• [Your instructions]: Take the data below and repeat it exactly.

• [Record extracts]:
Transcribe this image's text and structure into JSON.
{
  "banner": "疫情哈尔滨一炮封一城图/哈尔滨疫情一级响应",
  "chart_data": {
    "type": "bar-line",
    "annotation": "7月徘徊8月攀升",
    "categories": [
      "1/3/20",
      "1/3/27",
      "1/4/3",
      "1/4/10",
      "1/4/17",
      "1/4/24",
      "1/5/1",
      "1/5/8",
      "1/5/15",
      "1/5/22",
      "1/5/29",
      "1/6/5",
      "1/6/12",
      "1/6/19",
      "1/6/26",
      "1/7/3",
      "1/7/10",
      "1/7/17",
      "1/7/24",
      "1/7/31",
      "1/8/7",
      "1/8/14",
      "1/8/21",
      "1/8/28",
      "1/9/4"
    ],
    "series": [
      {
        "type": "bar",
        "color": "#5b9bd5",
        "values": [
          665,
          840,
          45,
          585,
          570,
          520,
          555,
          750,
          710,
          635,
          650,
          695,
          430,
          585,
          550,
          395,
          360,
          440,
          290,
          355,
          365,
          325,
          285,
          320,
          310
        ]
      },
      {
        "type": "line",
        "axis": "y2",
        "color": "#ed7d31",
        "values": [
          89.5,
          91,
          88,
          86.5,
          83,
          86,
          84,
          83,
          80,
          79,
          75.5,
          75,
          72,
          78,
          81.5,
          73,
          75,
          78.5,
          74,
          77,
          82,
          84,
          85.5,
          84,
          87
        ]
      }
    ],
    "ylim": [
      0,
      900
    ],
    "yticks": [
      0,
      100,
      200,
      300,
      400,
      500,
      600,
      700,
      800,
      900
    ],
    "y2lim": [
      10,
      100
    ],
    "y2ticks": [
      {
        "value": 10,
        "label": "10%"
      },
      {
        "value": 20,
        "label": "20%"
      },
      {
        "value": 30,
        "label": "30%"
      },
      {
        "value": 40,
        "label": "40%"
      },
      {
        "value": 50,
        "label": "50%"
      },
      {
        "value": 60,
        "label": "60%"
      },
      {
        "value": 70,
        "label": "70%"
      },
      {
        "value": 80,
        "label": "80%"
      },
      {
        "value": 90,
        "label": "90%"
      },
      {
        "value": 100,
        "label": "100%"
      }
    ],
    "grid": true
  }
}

• [The output]:
Transcribe this image's text and structure into JSON.
{
  "banner": "疫情哈尔滨一炮封一城图/哈尔滨疫情一级响应",
  "chart_data": {
    "type": "bar-line",
    "annotation": "7月徘徊8月攀升",
    "categories": [
      "1/3/20",
      "1/3/27",
      "1/4/3",
      "1/4/10",
      "1/4/17",
      "1/4/24",
      "1/5/1",
      "1/5/8",
      "1/5/15",
      "1/5/22",
      "1/5/29",
      "1/6/5",
      "1/6/12",
      "1/6/19",
      "1/6/26",
      "1/7/3",
      "1/7/10",
      "1/7/17",
      "1/7/24",
      "1/7/31",
      "1/8/7",
      "1/8/14",
      "1/8/21",
      "1/8/28",
      "1/9/4"
    ],
    "series": [
      {
        "type": "bar",
        "color": "#5b9bd5",
        "values": [
          665,
          840,
          45,
          585,
          570,
          520,
          555,
          750,
          710,
          635,
          650,
          695,
          430,
          585,
          550,
          395,
          360,
          440,
          290,
          355,
          365,
          325,
          285,
          320,
          310
        ]
      },
      {
        "type": "line",
        "axis": "y2",
        "color": "#ed7d31",
        "values": [
          89.5,
          91,
          88,
          86.5,
          83,
          86,
          84,
          83,
          80,
          79,
          75.5,
          75,
          72,
          78,
          81.5,
          73,
          75,
          78.5,
          74,
          77,
          82,
          84,
          85.5,
          84,
          87
        ]
      }
    ],
    "ylim": [
      0,
      900
    ],
    "yticks": [
      0,
      100,
      200,
      300,
      400,
      500,
      600,
      700,
      800,
      900
    ],
    "y2lim": [
      10,
      100
    ],
    "y2ticks": [
      {
        "value": 10,
        "label": "10%"
      },
      {
        "value": 20,
        "label": "20%"
      },
      {
        "value": 30,
        "label": "30%"
      },
      {
        "value": 40,
        "label": "40%"
      },
      {
        "value": 50,
        "label": "50%"
      },
      {
        "value": 60,
        "label": "60%"
      },
      {
        "value": 70,
        "label": "70%"
      },
      {
        "value": 80,
        "label": "80%"
      },
      {
        "value": 90,
        "label": "90%"
      },
      {
        "value": 100,
        "label": "100%"
      }
    ],
    "grid": true
  }
}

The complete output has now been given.